-- start of Data for processing --

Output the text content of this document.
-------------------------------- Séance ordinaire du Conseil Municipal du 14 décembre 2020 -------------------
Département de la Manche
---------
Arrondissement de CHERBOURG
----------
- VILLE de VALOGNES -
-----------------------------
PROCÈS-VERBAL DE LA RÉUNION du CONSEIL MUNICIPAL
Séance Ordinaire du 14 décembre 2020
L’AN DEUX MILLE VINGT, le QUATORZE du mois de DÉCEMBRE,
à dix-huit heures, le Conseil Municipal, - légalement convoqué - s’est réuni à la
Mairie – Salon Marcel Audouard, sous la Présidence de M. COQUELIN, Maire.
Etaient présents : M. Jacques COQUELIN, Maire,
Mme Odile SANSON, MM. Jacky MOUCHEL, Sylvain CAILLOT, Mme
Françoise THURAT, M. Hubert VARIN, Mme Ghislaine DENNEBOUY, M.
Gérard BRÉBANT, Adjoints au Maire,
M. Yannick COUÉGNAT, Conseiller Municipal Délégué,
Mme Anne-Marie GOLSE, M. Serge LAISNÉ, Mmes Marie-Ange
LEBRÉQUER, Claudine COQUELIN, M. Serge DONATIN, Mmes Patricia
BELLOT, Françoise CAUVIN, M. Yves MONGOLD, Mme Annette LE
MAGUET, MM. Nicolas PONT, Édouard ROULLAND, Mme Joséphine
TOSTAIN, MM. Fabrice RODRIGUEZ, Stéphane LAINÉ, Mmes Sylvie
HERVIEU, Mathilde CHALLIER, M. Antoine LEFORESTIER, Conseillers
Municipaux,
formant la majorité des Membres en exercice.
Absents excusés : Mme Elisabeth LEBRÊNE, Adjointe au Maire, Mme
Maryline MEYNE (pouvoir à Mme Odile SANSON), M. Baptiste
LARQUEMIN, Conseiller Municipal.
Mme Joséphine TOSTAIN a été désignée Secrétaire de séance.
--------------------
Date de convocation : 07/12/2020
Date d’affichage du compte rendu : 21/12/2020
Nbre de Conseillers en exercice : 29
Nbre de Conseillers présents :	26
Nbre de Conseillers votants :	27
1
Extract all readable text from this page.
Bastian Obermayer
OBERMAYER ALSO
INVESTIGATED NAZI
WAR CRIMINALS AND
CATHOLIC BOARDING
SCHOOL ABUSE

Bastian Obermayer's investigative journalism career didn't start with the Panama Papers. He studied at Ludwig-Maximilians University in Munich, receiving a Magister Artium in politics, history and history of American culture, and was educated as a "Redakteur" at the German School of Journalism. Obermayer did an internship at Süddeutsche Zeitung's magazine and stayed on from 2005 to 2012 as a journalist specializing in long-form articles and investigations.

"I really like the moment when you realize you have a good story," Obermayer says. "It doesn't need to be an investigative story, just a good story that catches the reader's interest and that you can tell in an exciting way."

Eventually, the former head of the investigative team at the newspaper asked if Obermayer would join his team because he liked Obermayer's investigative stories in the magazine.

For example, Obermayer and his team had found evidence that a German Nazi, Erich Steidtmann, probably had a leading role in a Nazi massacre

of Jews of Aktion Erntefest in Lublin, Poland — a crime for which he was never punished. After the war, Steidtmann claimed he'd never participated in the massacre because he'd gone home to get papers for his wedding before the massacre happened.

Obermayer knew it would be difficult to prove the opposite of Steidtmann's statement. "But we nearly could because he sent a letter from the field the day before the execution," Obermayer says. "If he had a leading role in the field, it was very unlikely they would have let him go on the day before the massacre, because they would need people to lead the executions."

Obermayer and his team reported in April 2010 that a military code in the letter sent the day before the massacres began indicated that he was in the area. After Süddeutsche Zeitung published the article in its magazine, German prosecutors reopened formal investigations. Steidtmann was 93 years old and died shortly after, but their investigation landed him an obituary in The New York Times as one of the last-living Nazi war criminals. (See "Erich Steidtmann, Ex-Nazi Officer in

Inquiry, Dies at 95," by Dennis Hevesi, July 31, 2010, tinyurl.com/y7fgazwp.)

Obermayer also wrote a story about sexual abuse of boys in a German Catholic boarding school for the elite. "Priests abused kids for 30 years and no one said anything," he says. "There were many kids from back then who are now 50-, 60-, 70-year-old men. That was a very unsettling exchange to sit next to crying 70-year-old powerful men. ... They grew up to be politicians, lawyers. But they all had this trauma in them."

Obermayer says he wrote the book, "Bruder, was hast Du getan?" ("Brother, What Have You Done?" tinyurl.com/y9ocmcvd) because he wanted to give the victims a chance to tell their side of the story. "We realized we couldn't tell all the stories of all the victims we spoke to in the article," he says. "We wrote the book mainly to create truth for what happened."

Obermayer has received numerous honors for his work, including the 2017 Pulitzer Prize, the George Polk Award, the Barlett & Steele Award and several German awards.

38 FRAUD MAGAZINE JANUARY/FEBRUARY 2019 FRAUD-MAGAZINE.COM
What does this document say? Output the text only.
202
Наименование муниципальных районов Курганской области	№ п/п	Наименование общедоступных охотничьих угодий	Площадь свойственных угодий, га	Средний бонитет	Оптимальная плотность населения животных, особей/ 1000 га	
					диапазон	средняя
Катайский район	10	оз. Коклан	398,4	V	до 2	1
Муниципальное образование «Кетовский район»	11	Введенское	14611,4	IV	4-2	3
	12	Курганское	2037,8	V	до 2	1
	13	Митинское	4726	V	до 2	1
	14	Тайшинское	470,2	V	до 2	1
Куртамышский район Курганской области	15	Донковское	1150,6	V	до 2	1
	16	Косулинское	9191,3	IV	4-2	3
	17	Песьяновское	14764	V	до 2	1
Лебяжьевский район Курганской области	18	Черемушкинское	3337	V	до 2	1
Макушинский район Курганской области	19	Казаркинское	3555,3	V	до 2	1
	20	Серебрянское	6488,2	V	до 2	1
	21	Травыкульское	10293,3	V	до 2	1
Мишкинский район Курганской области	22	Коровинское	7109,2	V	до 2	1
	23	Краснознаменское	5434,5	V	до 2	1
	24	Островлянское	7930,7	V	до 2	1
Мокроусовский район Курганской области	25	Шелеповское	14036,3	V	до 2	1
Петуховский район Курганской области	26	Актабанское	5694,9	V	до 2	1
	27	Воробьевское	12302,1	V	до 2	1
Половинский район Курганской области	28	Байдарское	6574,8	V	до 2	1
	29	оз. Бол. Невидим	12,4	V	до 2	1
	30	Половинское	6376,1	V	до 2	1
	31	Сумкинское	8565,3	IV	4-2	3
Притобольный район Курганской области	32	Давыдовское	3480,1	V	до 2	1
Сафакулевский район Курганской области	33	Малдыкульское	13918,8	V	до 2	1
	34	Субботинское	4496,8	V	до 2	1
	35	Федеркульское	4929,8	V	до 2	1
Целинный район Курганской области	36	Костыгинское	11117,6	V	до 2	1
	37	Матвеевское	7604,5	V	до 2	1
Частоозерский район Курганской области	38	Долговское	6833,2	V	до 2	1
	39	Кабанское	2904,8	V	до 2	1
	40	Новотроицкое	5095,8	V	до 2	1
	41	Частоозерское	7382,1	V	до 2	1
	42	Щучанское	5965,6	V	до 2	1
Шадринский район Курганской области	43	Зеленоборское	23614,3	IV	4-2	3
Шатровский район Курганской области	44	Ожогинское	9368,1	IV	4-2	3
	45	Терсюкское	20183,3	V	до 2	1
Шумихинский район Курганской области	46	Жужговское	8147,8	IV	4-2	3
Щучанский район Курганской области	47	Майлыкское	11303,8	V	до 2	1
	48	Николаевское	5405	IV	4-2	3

-- end of Data for processing --

__Problem__:
Reproduce the data, keeping every line exactly the same.

__Solution to the exercise__:
Output the text content of this document.
-------------------------------- Séance ordinaire du Conseil Municipal du 14 décembre 2020 -------------------
Département de la Manche
---------
Arrondissement de CHERBOURG
----------
- VILLE de VALOGNES -
-----------------------------
PROCÈS-VERBAL DE LA RÉUNION du CONSEIL MUNICIPAL
Séance Ordinaire du 14 décembre 2020
L’AN DEUX MILLE VINGT, le QUATORZE du mois de DÉCEMBRE,
à dix-huit heures, le Conseil Municipal, - légalement convoqué - s’est réuni à la
Mairie – Salon Marcel Audouard, sous la Présidence de M. COQUELIN, Maire.
Etaient présents : M. Jacques COQUELIN, Maire,
Mme Odile SANSON, MM. Jacky MOUCHEL, Sylvain CAILLOT, Mme
Françoise THURAT, M. Hubert VARIN, Mme Ghislaine DENNEBOUY, M.
Gérard BRÉBANT, Adjoints au Maire,
M. Yannick COUÉGNAT, Conseiller Municipal Délégué,
Mme Anne-Marie GOLSE, M. Serge LAISNÉ, Mmes Marie-Ange
LEBRÉQUER, Claudine COQUELIN, M. Serge DONATIN, Mmes Patricia
BELLOT, Françoise CAUVIN, M. Yves MONGOLD, Mme Annette LE
MAGUET, MM. Nicolas PONT, Édouard ROULLAND, Mme Joséphine
TOSTAIN, MM. Fabrice RODRIGUEZ, Stéphane LAINÉ, Mmes Sylvie
HERVIEU, Mathilde CHALLIER, M. Antoine LEFORESTIER, Conseillers
Municipaux,
formant la majorité des Membres en exercice.
Absents excusés : Mme Elisabeth LEBRÊNE, Adjointe au Maire, Mme
Maryline MEYNE (pouvoir à Mme Odile SANSON), M. Baptiste
LARQUEMIN, Conseiller Municipal.
Mme Joséphine TOSTAIN a été désignée Secrétaire de séance.
--------------------
Date de convocation : 07/12/2020
Date d’affichage du compte rendu : 21/12/2020
Nbre de Conseillers en exercice : 29
Nbre de Conseillers présents :	26
Nbre de Conseillers votants :	27
1
Extract all readable text from this page.
Bastian Obermayer
OBERMAYER ALSO
INVESTIGATED NAZI
WAR CRIMINALS AND
CATHOLIC BOARDING
SCHOOL ABUSE

Bastian Obermayer's investigative journalism career didn't start with the Panama Papers. He studied at Ludwig-Maximilians University in Munich, receiving a Magister Artium in politics, history and history of American culture, and was educated as a "Redakteur" at the German School of Journalism. Obermayer did an internship at Süddeutsche Zeitung's magazine and stayed on from 2005 to 2012 as a journalist specializing in long-form articles and investigations.

"I really like the moment when you realize you have a good story," Obermayer says. "It doesn't need to be an investigative story, just a good story that catches the reader's interest and that you can tell in an exciting way."

Eventually, the former head of the investigative team at the newspaper asked if Obermayer would join his team because he liked Obermayer's investigative stories in the magazine.

For example, Obermayer and his team had found evidence that a German Nazi, Erich Steidtmann, probably had a leading role in a Nazi massacre

of Jews of Aktion Erntefest in Lublin, Poland — a crime for which he was never punished. After the war, Steidtmann claimed he'd never participated in the massacre because he'd gone home to get papers for his wedding before the massacre happened.

Obermayer knew it would be difficult to prove the opposite of Steidtmann's statement. "But we nearly could because he sent a letter from the field the day before the execution," Obermayer says. "If he had a leading role in the field, it was very unlikely they would have let him go on the day before the massacre, because they would need people to lead the executions."

Obermayer and his team reported in April 2010 that a military code in the letter sent the day before the massacres began indicated that he was in the area. After Süddeutsche Zeitung published the article in its magazine, German prosecutors reopened formal investigations. Steidtmann was 93 years old and died shortly after, but their investigation landed him an obituary in The New York Times as one of the last-living Nazi war criminals. (See "Erich Steidtmann, Ex-Nazi Officer in

Inquiry, Dies at 95," by Dennis Hevesi, July 31, 2010, tinyurl.com/y7fgazwp.)

Obermayer also wrote a story about sexual abuse of boys in a German Catholic boarding school for the elite. "Priests abused kids for 30 years and no one said anything," he says. "There were many kids from back then who are now 50-, 60-, 70-year-old men. That was a very unsettling exchange to sit next to crying 70-year-old powerful men. ... They grew up to be politicians, lawyers. But they all had this trauma in them."

Obermayer says he wrote the book, "Bruder, was hast Du getan?" ("Brother, What Have You Done?" tinyurl.com/y9ocmcvd) because he wanted to give the victims a chance to tell their side of the story. "We realized we couldn't tell all the stories of all the victims we spoke to in the article," he says. "We wrote the book mainly to create truth for what happened."

Obermayer has received numerous honors for his work, including the 2017 Pulitzer Prize, the George Polk Award, the Barlett & Steele Award and several German awards.

38 FRAUD MAGAZINE JANUARY/FEBRUARY 2019 FRAUD-MAGAZINE.COM
What does this document say? Output the text only.
202
Наименование муниципальных районов Курганской области	№ п/п	Наименование общедоступных охотничьих угодий	Площадь свойственных угодий, га	Средний бонитет	Оптимальная плотность населения животных, особей/ 1000 га	
					диапазон	средняя
Катайский район	10	оз. Коклан	398,4	V	до 2	1
Муниципальное образование «Кетовский район»	11	Введенское	14611,4	IV	4-2	3
	12	Курганское	2037,8	V	до 2	1
	13	Митинское	4726	V	до 2	1
	14	Тайшинское	470,2	V	до 2	1
Куртамышский район Курганской области	15	Донковское	1150,6	V	до 2	1
	16	Косулинское	9191,3	IV	4-2	3
	17	Песьяновское	14764	V	до 2	1
Лебяжьевский район Курганской области	18	Черемушкинское	3337	V	до 2	1
Макушинский район Курганской области	19	Казаркинское	3555,3	V	до 2	1
	20	Серебрянское	6488,2	V	до 2	1
	21	Травыкульское	10293,3	V	до 2	1
Мишкинский район Курганской области	22	Коровинское	7109,2	V	до 2	1
	23	Краснознаменское	5434,5	V	до 2	1
	24	Островлянское	7930,7	V	до 2	1
Мокроусовский район Курганской области	25	Шелеповское	14036,3	V	до 2	1
Петуховский район Курганской области	26	Актабанское	5694,9	V	до 2	1
	27	Воробьевское	12302,1	V	до 2	1
Половинский район Курганской области	28	Байдарское	6574,8	V	до 2	1
	29	оз. Бол. Невидим	12,4	V	до 2	1
	30	Половинское	6376,1	V	до 2	1
	31	Сумкинское	8565,3	IV	4-2	3
Притобольный район Курганской области	32	Давыдовское	3480,1	V	до 2	1
Сафакулевский район Курганской области	33	Малдыкульское	13918,8	V	до 2	1
	34	Субботинское	4496,8	V	до 2	1
	35	Федеркульское	4929,8	V	до 2	1
Целинный район Курганской области	36	Костыгинское	11117,6	V	до 2	1
	37	Матвеевское	7604,5	V	до 2	1
Частоозерский район Курганской области	38	Долговское	6833,2	V	до 2	1
	39	Кабанское	2904,8	V	до 2	1
	40	Новотроицкое	5095,8	V	до 2	1
	41	Частоозерское	7382,1	V	до 2	1
	42	Щучанское	5965,6	V	до 2	1
Шадринский район Курганской области	43	Зеленоборское	23614,3	IV	4-2	3
Шатровский район Курганской области	44	Ожогинское	9368,1	IV	4-2	3
	45	Терсюкское	20183,3	V	до 2	1
Шумихинский район Курганской области	46	Жужговское	8147,8	IV	4-2	3
Щучанский район Курганской области	47	Майлыкское	11303,8	V	до 2	1
	48	Николаевское	5405	IV	4-2	3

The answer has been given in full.